# Exercise requirements
Reproduce all of the material word for word.

Collected data:

- - - - -

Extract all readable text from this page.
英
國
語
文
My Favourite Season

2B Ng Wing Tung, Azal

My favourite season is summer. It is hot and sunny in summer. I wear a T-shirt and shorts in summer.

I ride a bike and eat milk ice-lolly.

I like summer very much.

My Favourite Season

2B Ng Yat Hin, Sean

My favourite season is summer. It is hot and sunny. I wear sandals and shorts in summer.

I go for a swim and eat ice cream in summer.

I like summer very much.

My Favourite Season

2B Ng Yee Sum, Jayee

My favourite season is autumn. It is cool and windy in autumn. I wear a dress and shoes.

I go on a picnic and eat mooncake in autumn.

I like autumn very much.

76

- - - - -

# Final result
Extract all readable text from this page.
英
國
語
文
My Favourite Season

2B Ng Wing Tung, Azal

My favourite season is summer. It is hot and sunny in summer. I wear a T-shirt and shorts in summer.

I ride a bike and eat milk ice-lolly.

I like summer very much.

My Favourite Season

2B Ng Yat Hin, Sean

My favourite season is summer. It is hot and sunny. I wear sandals and shorts in summer.

I go for a swim and eat ice cream in summer.

I like summer very much.

My Favourite Season

2B Ng Yee Sum, Jayee

My favourite season is autumn. It is cool and windy in autumn. I wear a dress and shoes.

I go on a picnic and eat mooncake in autumn.

I like autumn very much.

76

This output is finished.